### To be done
Set down all of the data exactly as it appears.

### Supplied records
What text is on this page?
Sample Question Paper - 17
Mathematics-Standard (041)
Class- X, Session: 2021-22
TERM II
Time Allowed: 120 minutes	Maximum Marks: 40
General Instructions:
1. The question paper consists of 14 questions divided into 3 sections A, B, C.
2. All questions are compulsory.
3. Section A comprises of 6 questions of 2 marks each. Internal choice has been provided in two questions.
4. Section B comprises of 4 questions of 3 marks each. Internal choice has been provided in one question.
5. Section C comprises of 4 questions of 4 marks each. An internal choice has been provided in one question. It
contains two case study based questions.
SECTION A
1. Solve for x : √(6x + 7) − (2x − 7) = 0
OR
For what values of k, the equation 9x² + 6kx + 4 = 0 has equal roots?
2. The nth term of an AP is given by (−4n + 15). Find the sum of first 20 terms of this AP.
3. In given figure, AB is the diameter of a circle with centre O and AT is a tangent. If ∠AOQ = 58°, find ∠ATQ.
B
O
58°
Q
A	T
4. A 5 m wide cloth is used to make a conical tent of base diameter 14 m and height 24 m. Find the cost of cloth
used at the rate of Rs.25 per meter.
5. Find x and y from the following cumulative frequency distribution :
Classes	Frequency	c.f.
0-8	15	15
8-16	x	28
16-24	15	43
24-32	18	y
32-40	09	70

### The reply
What text is on this page?
Sample Question Paper - 17
Mathematics-Standard (041)
Class- X, Session: 2021-22
TERM II
Time Allowed: 120 minutes	Maximum Marks: 40
General Instructions:
1. The question paper consists of 14 questions divided into 3 sections A, B, C.
2. All questions are compulsory.
3. Section A comprises of 6 questions of 2 marks each. Internal choice has been provided in two questions.
4. Section B comprises of 4 questions of 3 marks each. Internal choice has been provided in one question.
5. Section C comprises of 4 questions of 4 marks each. An internal choice has been provided in one question. It
contains two case study based questions.
SECTION A
1. Solve for x : √(6x + 7) − (2x − 7) = 0
OR
For what values of k, the equation 9x² + 6kx + 4 = 0 has equal roots?
2. The nth term of an AP is given by (−4n + 15). Find the sum of first 20 terms of this AP.
3. In given figure, AB is the diameter of a circle with centre O and AT is a tangent. If ∠AOQ = 58°, find ∠ATQ.
B
O
58°
Q
A	T
4. A 5 m wide cloth is used to make a conical tent of base diameter 14 m and height 24 m. Find the cost of cloth
used at the rate of Rs.25 per meter.
5. Find x and y from the following cumulative frequency distribution :
Classes	Frequency	c.f.
0-8	15	15
8-16	x	28
16-24	15	43
24-32	18	y
32-40	09	70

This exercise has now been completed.